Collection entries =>
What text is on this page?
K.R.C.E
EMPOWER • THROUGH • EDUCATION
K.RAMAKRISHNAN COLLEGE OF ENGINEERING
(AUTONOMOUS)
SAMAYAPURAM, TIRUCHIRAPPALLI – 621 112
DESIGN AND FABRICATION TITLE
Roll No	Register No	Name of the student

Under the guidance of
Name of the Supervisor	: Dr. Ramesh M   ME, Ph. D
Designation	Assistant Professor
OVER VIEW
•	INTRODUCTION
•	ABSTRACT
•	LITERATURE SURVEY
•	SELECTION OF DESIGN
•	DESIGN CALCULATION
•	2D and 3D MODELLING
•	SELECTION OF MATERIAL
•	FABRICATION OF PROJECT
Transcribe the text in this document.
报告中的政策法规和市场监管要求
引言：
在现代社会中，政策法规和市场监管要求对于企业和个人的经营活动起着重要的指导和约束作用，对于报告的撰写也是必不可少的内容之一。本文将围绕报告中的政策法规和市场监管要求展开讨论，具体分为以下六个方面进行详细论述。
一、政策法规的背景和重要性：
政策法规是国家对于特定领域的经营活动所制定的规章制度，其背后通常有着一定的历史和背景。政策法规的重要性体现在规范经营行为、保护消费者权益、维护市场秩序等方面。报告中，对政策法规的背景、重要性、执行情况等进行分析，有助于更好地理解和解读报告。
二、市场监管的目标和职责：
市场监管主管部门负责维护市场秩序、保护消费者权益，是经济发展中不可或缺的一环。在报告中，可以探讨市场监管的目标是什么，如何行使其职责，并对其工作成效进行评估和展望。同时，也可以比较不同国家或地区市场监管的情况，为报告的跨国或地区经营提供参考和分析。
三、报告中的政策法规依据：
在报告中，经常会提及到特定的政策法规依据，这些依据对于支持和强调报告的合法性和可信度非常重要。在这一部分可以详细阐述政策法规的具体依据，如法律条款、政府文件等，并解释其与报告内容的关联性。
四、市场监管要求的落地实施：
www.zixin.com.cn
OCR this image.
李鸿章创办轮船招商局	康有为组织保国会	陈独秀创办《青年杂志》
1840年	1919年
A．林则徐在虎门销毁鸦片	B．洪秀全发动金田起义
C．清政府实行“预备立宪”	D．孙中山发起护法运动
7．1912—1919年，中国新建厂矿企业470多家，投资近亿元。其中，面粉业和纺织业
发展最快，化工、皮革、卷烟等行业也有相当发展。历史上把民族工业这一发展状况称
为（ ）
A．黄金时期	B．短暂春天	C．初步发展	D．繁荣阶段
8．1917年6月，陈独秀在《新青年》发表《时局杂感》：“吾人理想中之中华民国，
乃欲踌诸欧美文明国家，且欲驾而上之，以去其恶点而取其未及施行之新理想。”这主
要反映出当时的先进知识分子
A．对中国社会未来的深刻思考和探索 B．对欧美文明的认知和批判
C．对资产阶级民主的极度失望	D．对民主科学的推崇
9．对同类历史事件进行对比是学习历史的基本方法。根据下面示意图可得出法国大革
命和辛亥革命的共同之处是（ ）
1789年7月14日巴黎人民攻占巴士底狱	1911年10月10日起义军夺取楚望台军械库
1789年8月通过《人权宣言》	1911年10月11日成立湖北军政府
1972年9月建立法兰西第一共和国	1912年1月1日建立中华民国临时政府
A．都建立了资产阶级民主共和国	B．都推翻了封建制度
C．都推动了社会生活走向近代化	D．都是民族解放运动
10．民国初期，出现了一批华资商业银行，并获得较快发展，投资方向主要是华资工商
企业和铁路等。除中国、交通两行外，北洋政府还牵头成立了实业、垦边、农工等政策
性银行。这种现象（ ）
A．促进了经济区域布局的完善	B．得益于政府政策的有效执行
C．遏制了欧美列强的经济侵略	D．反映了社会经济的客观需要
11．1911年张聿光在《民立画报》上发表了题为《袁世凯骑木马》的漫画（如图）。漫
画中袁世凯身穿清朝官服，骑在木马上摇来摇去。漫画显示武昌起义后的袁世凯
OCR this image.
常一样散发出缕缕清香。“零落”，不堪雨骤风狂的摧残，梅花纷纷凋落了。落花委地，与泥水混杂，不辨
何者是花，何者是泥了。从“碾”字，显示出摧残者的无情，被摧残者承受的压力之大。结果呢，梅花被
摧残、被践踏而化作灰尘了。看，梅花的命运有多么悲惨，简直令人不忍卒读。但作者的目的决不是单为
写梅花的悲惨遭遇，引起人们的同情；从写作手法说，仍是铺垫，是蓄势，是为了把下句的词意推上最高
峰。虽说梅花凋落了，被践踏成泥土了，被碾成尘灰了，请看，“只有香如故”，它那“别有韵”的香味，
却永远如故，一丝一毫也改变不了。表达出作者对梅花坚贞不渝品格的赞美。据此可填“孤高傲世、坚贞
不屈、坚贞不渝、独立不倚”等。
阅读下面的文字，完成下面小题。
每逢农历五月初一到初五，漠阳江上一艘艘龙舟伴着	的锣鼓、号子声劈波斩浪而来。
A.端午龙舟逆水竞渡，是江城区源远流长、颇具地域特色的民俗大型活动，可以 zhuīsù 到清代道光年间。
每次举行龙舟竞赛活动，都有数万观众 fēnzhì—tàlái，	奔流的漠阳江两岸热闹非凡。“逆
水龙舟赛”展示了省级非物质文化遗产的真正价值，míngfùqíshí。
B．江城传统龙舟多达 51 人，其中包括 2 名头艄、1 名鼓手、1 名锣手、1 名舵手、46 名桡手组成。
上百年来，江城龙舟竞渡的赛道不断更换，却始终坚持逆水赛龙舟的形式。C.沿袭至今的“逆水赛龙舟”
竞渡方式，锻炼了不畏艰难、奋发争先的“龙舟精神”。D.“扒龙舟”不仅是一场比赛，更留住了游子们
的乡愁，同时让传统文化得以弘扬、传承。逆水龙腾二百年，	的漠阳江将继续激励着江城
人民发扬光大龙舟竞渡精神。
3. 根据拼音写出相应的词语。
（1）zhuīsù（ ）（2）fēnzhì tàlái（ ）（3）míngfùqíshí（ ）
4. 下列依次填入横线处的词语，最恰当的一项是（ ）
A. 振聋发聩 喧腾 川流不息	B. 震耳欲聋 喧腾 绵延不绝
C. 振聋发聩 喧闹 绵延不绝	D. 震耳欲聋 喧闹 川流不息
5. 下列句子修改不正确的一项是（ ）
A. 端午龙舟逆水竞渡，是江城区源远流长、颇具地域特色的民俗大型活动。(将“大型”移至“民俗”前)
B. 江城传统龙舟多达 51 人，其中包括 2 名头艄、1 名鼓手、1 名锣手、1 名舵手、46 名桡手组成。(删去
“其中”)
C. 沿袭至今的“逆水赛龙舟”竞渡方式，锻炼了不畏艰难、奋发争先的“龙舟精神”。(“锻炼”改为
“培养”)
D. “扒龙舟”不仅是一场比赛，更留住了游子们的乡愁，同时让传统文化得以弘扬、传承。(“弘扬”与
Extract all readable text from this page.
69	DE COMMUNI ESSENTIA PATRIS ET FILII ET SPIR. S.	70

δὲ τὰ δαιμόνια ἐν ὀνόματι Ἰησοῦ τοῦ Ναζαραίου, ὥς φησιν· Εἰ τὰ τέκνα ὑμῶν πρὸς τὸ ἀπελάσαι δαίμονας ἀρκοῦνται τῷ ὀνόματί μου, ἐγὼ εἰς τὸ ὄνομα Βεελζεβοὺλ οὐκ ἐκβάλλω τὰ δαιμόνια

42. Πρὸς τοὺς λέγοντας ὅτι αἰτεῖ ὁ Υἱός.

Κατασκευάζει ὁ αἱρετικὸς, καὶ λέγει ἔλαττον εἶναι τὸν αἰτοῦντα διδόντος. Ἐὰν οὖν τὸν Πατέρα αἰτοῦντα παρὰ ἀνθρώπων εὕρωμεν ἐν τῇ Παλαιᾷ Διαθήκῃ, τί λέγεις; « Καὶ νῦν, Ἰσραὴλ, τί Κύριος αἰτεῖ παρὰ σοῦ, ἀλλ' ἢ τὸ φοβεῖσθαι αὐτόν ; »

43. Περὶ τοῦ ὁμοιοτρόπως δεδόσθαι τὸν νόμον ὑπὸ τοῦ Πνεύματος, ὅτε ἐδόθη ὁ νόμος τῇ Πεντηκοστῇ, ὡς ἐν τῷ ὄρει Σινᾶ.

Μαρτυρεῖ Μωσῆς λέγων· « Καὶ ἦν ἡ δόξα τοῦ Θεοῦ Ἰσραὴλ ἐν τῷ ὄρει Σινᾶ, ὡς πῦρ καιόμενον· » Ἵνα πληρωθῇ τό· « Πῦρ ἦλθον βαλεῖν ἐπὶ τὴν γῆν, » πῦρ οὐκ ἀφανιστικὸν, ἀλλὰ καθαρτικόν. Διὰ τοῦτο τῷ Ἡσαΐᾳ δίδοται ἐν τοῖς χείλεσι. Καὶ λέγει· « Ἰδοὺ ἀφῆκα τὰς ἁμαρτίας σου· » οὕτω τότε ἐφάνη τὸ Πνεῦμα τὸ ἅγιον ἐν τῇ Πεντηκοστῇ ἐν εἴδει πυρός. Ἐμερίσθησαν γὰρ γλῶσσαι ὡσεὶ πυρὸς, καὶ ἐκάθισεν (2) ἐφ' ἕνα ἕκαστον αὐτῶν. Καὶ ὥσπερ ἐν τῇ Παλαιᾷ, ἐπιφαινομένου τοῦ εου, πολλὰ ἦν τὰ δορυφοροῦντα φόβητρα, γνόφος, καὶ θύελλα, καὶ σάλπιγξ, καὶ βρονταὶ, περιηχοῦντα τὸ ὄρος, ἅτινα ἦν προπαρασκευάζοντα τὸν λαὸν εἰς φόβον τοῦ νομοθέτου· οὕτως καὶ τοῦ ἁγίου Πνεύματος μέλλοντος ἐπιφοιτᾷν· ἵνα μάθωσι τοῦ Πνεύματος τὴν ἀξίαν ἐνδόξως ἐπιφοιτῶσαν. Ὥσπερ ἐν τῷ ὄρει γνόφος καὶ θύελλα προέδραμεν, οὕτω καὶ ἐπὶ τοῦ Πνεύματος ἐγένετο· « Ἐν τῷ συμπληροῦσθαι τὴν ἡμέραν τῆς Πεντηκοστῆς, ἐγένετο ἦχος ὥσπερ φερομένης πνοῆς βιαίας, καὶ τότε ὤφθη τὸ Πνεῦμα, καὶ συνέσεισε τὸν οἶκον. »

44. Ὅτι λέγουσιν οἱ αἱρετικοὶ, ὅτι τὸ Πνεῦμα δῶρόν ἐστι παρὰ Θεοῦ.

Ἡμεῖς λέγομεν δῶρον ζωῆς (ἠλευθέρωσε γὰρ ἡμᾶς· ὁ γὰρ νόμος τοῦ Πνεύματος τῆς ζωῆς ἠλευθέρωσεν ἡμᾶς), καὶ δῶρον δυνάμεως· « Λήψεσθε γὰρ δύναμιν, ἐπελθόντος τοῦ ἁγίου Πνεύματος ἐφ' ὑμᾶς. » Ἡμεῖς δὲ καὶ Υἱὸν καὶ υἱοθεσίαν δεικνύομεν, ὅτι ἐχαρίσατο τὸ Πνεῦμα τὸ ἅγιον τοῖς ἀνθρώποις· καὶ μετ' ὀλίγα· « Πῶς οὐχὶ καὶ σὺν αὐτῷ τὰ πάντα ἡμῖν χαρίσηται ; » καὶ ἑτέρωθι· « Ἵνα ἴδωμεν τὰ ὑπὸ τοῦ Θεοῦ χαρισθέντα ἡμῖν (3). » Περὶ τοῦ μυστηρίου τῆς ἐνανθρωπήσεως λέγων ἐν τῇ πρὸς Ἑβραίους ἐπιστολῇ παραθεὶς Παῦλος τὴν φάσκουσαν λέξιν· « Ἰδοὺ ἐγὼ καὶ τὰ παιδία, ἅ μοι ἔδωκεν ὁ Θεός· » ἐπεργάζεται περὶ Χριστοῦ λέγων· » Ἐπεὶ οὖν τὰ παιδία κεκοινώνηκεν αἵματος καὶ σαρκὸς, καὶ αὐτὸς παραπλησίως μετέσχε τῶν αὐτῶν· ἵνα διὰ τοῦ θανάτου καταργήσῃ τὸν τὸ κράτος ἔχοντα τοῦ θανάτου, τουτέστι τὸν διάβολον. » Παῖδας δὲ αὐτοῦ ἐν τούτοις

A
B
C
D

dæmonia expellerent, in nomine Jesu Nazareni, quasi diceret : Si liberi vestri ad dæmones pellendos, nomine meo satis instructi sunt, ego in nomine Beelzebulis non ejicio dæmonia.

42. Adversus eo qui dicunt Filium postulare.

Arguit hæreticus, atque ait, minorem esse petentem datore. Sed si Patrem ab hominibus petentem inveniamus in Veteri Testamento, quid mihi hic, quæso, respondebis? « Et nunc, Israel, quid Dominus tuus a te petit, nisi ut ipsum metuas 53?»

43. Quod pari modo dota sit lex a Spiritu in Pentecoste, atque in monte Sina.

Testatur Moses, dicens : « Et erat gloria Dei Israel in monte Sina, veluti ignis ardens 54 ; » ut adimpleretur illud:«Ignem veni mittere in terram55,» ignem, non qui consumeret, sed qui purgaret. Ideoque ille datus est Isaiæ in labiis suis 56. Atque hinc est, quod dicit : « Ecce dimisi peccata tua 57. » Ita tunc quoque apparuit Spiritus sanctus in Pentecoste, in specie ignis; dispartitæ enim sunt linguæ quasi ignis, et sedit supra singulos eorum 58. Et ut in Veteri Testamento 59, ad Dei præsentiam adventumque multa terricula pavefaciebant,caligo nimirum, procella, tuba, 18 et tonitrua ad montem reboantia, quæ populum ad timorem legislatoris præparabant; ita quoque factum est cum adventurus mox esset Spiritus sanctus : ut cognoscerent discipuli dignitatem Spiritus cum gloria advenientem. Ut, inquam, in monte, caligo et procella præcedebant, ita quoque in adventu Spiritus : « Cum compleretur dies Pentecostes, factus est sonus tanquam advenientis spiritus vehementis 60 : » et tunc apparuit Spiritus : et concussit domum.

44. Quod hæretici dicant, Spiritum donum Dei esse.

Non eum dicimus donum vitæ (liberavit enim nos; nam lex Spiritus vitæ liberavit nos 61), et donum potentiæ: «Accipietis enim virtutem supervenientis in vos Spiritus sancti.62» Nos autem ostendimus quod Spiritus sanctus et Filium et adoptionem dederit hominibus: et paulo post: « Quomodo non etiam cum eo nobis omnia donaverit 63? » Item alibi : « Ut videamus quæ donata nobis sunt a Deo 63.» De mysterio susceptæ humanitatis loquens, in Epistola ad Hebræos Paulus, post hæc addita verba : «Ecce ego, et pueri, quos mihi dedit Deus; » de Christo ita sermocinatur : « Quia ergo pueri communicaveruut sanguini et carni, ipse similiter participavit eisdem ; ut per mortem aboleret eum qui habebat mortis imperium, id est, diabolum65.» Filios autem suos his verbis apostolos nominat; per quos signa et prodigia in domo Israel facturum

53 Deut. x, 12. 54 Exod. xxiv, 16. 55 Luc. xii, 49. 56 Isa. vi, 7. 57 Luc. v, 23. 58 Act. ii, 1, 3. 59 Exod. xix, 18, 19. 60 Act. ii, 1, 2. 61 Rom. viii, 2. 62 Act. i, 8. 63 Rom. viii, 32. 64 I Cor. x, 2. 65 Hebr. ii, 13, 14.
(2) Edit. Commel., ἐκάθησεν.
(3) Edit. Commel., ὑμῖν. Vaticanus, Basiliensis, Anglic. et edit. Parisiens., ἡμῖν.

Task description =>
Which lines include "沿袭至今的"? Copy each of them out.

Answer =>
上百年来，江城龙舟竞渡的赛道不断更换，却始终坚持逆水赛龙舟的形式。C.沿袭至今的“逆水赛龙舟”
C. 沿袭至今的“逆水赛龙舟”竞渡方式，锻炼了不畏艰难、奋发争先的“龙舟精神”。(“锻炼”改为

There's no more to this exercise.